Existem exemplos na sociedade de pessoas que aspiramos a ser, que bateram as odds e chegaram ao topo do poker, das apostas desportivas e da bolsa. Não conheço ilusões assim no mundo dos jogos de casino. A matemática é muito simples, quanto mais jogas mais perdes. Tu "podes" ganhar, e ocasionalmente vais ganhar, mas o jogo está montado de tal forma que assegura que a casa acaba sempre por ganhar. Nos jogos de casino não há ilusão ou esperança de que te tornes na próxima superestrela da roleta. Não é um jogo justo. Dito isto, um jogador recreativo que jogue $100 numa mesa de blackjack vai ganhar com mais frequência que se jogasse numa mesa de poker. O seu ROI vai ser melhor a jogar dados que numa mesa de poker repleta de tubarões. Vai perder de qualquer das formas, a única diferença é quem fica com o dinheiro. O casino, ou os tubarões de poker a tirar partido do jogador recreativo.
Pensei muito nisto e não consigo ver como podia pensar ser contra os casinos lucrarem de jogadores com odds desfavoráveis, mas ser a favor de enfrentar esses mesmos jogadores e ficar com o dinheiro para mim. Se realmente sentisse que o jogo está errado e ia contra os meus princípios, que deveria ser ilegal, levar-me-ia a deixar de entrar em casinos fosse porque motivo fosse. Nem para ver um espectáculo, jantar, e certamente nem para jogar poker. Isso é que me parece uma tomada de posição.

Registos do conjunto de dados
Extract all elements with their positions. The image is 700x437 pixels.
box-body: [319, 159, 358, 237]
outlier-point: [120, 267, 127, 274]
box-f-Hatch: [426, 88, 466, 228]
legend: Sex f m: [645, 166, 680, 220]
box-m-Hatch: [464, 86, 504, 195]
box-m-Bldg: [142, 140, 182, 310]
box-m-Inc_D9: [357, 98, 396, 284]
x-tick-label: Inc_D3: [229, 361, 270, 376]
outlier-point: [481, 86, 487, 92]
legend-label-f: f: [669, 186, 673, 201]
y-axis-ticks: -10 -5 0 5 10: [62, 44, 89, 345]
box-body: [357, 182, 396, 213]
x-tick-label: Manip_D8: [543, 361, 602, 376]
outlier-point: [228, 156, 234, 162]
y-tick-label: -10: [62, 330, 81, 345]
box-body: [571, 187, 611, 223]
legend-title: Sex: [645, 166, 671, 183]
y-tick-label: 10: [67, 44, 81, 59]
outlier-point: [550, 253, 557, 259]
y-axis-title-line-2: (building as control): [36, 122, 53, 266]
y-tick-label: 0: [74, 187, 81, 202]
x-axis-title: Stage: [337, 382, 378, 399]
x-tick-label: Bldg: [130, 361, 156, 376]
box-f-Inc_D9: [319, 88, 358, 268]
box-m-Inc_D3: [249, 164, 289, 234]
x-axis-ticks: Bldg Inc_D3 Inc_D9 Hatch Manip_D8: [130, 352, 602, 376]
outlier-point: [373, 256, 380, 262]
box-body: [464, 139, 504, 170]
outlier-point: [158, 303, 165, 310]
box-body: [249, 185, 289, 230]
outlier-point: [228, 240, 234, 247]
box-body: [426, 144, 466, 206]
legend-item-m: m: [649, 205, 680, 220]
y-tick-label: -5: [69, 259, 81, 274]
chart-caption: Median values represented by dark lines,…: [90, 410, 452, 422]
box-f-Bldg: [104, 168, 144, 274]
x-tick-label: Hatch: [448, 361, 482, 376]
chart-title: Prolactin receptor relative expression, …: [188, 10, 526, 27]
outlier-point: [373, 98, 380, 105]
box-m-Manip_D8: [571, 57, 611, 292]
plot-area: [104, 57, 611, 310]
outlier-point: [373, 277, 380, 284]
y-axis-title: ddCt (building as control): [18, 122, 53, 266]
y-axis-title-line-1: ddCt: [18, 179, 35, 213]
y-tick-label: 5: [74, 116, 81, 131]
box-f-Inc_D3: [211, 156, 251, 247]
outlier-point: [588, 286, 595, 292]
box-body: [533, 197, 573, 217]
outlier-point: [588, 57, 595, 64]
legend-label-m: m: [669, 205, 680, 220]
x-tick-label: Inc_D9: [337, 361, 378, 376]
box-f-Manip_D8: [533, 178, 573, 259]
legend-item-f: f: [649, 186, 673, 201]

# Exercícios:
**a)** Segundo o texto sobre casinos, o que acontece a quem joga cada vez mais em jogos de casino?
**b)** Reescreva em forma de lista, mais resumida, o parágrafo do texto sobre casinos que começa por "Pensei muito nisto", mantendo os factos principais.
Os itens provêm de uma fonte diferente da do texto sobre casinos.

# Respostas por ordem:
**a)** Quanto mais joga, mais perde.

**b)**
- Não é coerente opor-se a que os casinos lucrem com jogadores em odds desfavoráveis e, ao mesmo tempo, aceitar enfrentar esses jogadores e ficar com o dinheiro.
- Se o jogo fosse mesmo considerado errado, contrário aos próprios princípios e digno de ser ilegal, deixar-se-ia de entrar em casinos por qualquer motivo.
- Isso incluiria não ir lá ver um espetáculo, jantar ou jogar poker.
- Só isso seria uma verdadeira tomada de posição.